Begin Records for this task

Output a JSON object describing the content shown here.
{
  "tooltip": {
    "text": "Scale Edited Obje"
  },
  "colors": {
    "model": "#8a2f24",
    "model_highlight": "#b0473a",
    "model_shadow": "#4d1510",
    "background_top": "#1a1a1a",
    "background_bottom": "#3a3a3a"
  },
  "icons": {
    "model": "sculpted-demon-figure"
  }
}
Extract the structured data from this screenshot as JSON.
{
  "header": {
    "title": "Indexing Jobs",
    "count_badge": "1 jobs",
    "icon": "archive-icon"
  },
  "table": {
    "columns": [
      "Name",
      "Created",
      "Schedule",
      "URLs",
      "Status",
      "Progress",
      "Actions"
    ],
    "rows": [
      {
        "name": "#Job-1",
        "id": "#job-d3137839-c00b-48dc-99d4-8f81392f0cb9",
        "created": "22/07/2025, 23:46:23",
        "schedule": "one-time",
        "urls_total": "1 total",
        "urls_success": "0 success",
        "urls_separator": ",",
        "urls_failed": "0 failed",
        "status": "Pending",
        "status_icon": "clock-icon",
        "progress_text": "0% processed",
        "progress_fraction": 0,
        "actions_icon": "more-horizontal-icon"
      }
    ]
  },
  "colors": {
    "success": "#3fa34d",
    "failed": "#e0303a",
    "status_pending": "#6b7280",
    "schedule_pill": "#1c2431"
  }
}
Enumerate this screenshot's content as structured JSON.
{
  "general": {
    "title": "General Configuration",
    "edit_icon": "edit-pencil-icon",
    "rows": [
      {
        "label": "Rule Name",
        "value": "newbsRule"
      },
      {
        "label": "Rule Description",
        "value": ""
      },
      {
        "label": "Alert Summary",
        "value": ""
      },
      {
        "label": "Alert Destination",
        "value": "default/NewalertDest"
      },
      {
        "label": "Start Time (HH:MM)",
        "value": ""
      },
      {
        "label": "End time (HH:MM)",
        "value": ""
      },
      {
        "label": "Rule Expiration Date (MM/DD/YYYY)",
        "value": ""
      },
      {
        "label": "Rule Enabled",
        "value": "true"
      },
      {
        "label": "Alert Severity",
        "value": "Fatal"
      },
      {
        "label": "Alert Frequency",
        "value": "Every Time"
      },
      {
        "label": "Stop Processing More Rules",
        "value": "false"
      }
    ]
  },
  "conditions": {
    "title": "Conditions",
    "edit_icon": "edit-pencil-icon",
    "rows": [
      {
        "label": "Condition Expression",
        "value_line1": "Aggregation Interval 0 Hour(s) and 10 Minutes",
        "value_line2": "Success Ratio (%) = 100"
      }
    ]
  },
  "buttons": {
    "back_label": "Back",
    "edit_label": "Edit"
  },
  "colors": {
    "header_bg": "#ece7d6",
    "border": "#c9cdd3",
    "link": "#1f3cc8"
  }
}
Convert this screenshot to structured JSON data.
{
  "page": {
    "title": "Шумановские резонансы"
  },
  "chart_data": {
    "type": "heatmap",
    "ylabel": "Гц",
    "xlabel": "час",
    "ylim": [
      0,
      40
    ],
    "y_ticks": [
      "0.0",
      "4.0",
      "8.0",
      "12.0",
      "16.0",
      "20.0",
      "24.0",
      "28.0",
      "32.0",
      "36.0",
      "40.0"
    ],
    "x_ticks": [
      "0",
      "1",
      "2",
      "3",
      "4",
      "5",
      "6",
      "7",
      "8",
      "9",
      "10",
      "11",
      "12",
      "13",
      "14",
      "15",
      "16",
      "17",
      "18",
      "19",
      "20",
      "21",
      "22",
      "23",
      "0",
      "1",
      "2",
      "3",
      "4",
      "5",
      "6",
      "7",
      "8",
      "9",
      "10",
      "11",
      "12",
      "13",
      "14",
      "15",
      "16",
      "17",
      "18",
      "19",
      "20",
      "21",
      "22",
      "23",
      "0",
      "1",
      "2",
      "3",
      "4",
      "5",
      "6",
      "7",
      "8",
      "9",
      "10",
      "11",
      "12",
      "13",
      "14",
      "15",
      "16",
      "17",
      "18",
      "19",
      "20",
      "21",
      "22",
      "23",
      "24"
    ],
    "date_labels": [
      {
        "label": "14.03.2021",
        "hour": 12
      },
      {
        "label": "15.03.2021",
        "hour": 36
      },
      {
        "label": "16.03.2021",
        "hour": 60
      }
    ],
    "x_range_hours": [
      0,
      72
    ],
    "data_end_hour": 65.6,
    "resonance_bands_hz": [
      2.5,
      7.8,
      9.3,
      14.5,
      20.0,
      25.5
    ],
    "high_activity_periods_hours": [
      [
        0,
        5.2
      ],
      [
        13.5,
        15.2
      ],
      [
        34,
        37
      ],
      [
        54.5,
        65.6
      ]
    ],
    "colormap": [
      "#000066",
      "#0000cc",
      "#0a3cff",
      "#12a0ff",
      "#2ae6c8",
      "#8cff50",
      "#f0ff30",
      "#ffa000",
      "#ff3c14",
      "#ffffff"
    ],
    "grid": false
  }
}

End Records for this task

**What is required:**
Write out all the lines again, exactly as they are.

**Task solution:**
Output a JSON object describing the content shown here.
{
  "tooltip": {
    "text": "Scale Edited Obje"
  },
  "colors": {
    "model": "#8a2f24",
    "model_highlight": "#b0473a",
    "model_shadow": "#4d1510",
    "background_top": "#1a1a1a",
    "background_bottom": "#3a3a3a"
  },
  "icons": {
    "model": "sculpted-demon-figure"
  }
}
Extract the structured data from this screenshot as JSON.
{
  "header": {
    "title": "Indexing Jobs",
    "count_badge": "1 jobs",
    "icon": "archive-icon"
  },
  "table": {
    "columns": [
      "Name",
      "Created",
      "Schedule",
      "URLs",
      "Status",
      "Progress",
      "Actions"
    ],
    "rows": [
      {
        "name": "#Job-1",
        "id": "#job-d3137839-c00b-48dc-99d4-8f81392f0cb9",
        "created": "22/07/2025, 23:46:23",
        "schedule": "one-time",
        "urls_total": "1 total",
        "urls_success": "0 success",
        "urls_separator": ",",
        "urls_failed": "0 failed",
        "status": "Pending",
        "status_icon": "clock-icon",
        "progress_text": "0% processed",
        "progress_fraction": 0,
        "actions_icon": "more-horizontal-icon"
      }
    ]
  },
  "colors": {
    "success": "#3fa34d",
    "failed": "#e0303a",
    "status_pending": "#6b7280",
    "schedule_pill": "#1c2431"
  }
}
Enumerate this screenshot's content as structured JSON.
{
  "general": {
    "title": "General Configuration",
    "edit_icon": "edit-pencil-icon",
    "rows": [
      {
        "label": "Rule Name",
        "value": "newbsRule"
      },
      {
        "label": "Rule Description",
        "value": ""
      },
      {
        "label": "Alert Summary",
        "value": ""
      },
      {
        "label": "Alert Destination",
        "value": "default/NewalertDest"
      },
      {
        "label": "Start Time (HH:MM)",
        "value": ""
      },
      {
        "label": "End time (HH:MM)",
        "value": ""
      },
      {
        "label": "Rule Expiration Date (MM/DD/YYYY)",
        "value": ""
      },
      {
        "label": "Rule Enabled",
        "value": "true"
      },
      {
        "label": "Alert Severity",
        "value": "Fatal"
      },
      {
        "label": "Alert Frequency",
        "value": "Every Time"
      },
      {
        "label": "Stop Processing More Rules",
        "value": "false"
      }
    ]
  },
  "conditions": {
    "title": "Conditions",
    "edit_icon": "edit-pencil-icon",
    "rows": [
      {
        "label": "Condition Expression",
        "value_line1": "Aggregation Interval 0 Hour(s) and 10 Minutes",
        "value_line2": "Success Ratio (%) = 100"
      }
    ]
  },
  "buttons": {
    "back_label": "Back",
    "edit_label": "Edit"
  },
  "colors": {
    "header_bg": "#ece7d6",
    "border": "#c9cdd3",
    "link": "#1f3cc8"
  }
}
Convert this screenshot to structured JSON data.
{
  "page": {
    "title": "Шумановские резонансы"
  },
  "chart_data": {
    "type": "heatmap",
    "ylabel": "Гц",
    "xlabel": "час",
    "ylim": [
      0,
      40
    ],
    "y_ticks": [
      "0.0",
      "4.0",
      "8.0",
      "12.0",
      "16.0",
      "20.0",
      "24.0",
      "28.0",
      "32.0",
      "36.0",
      "40.0"
    ],
    "x_ticks": [
      "0",
      "1",
      "2",
      "3",
      "4",
      "5",
      "6",
      "7",
      "8",
      "9",
      "10",
      "11",
      "12",
      "13",
      "14",
      "15",
      "16",
      "17",
      "18",
      "19",
      "20",
      "21",
      "22",
      "23",
      "0",
      "1",
      "2",
      "3",
      "4",
      "5",
      "6",
      "7",
      "8",
      "9",
      "10",
      "11",
      "12",
      "13",
      "14",
      "15",
      "16",
      "17",
      "18",
      "19",
      "20",
      "21",
      "22",
      "23",
      "0",
      "1",
      "2",
      "3",
      "4",
      "5",
      "6",
      "7",
      "8",
      "9",
      "10",
      "11",
      "12",
      "13",
      "14",
      "15",
      "16",
      "17",
      "18",
      "19",
      "20",
      "21",
      "22",
      "23",
      "24"
    ],
    "date_labels": [
      {
        "label": "14.03.2021",
        "hour": 12
      },
      {
        "label": "15.03.2021",
        "hour": 36
      },
      {
        "label": "16.03.2021",
        "hour": 60
      }
    ],
    "x_range_hours": [
      0,
      72
    ],
    "data_end_hour": 65.6,
    "resonance_bands_hz": [
      2.5,
      7.8,
      9.3,
      14.5,
      20.0,
      25.5
    ],
    "high_activity_periods_hours": [
      [
        0,
        5.2
      ],
      [
        13.5,
        15.2
      ],
      [
        34,
        37
      ],
      [
        54.5,
        65.6
      ]
    ],
    "colormap": [
      "#000066",
      "#0000cc",
      "#0a3cff",
      "#12a0ff",
      "#2ae6c8",
      "#8cff50",
      "#f0ff30",
      "#ffa000",
      "#ff3c14",
      "#ffffff"
    ],
    "grid": false
  }
}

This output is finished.